## [Given task]
Can all of these lines be returned exactly?
## BEGIN
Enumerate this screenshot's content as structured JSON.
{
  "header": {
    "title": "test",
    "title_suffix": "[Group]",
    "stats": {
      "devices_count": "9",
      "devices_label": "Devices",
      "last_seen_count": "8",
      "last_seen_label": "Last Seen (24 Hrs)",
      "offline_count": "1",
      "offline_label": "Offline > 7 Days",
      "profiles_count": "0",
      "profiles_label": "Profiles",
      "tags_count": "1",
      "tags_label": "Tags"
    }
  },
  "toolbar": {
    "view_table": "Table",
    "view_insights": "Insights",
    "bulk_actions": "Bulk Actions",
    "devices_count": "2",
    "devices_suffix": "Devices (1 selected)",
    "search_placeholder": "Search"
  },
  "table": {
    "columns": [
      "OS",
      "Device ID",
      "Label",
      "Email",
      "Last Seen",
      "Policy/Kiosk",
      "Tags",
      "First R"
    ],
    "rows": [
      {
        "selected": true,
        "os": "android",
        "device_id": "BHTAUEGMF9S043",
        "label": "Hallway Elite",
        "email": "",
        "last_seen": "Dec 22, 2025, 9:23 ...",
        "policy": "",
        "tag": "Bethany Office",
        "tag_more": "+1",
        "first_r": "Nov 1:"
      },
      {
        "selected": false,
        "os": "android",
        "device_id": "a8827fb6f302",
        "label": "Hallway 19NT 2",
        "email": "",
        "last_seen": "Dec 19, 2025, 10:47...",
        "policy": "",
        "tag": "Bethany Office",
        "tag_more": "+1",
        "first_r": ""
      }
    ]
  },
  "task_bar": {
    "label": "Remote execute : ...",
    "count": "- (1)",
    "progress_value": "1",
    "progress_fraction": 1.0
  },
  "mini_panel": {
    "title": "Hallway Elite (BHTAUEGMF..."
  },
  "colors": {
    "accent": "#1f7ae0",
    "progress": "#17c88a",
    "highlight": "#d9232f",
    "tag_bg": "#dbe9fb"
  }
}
## END
## [Output]
Enumerate this screenshot's content as structured JSON.
{
  "header": {
    "title": "test",
    "title_suffix": "[Group]",
    "stats": {
      "devices_count": "9",
      "devices_label": "Devices",
      "last_seen_count": "8",
      "last_seen_label": "Last Seen (24 Hrs)",
      "offline_count": "1",
      "offline_label": "Offline > 7 Days",
      "profiles_count": "0",
      "profiles_label": "Profiles",
      "tags_count": "1",
      "tags_label": "Tags"
    }
  },
  "toolbar": {
    "view_table": "Table",
    "view_insights": "Insights",
    "bulk_actions": "Bulk Actions",
    "devices_count": "2",
    "devices_suffix": "Devices (1 selected)",
    "search_placeholder": "Search"
  },
  "table": {
    "columns": [
      "OS",
      "Device ID",
      "Label",
      "Email",
      "Last Seen",
      "Policy/Kiosk",
      "Tags",
      "First R"
    ],
    "rows": [
      {
        "selected": true,
        "os": "android",
        "device_id": "BHTAUEGMF9S043",
        "label": "Hallway Elite",
        "email": "",
        "last_seen": "Dec 22, 2025, 9:23 ...",
        "policy": "",
        "tag": "Bethany Office",
        "tag_more": "+1",
        "first_r": "Nov 1:"
      },
      {
        "selected": false,
        "os": "android",
        "device_id": "a8827fb6f302",
        "label": "Hallway 19NT 2",
        "email": "",
        "last_seen": "Dec 19, 2025, 10:47...",
        "policy": "",
        "tag": "Bethany Office",
        "tag_more": "+1",
        "first_r": ""
      }
    ]
  },
  "task_bar": {
    "label": "Remote execute : ...",
    "count": "- (1)",
    "progress_value": "1",
    "progress_fraction": 1.0
  },
  "mini_panel": {
    "title": "Hallway Elite (BHTAUEGMF..."
  },
  "colors": {
    "accent": "#1f7ae0",
    "progress": "#17c88a",
    "highlight": "#d9232f",
    "tag_bg": "#dbe9fb"
  }
}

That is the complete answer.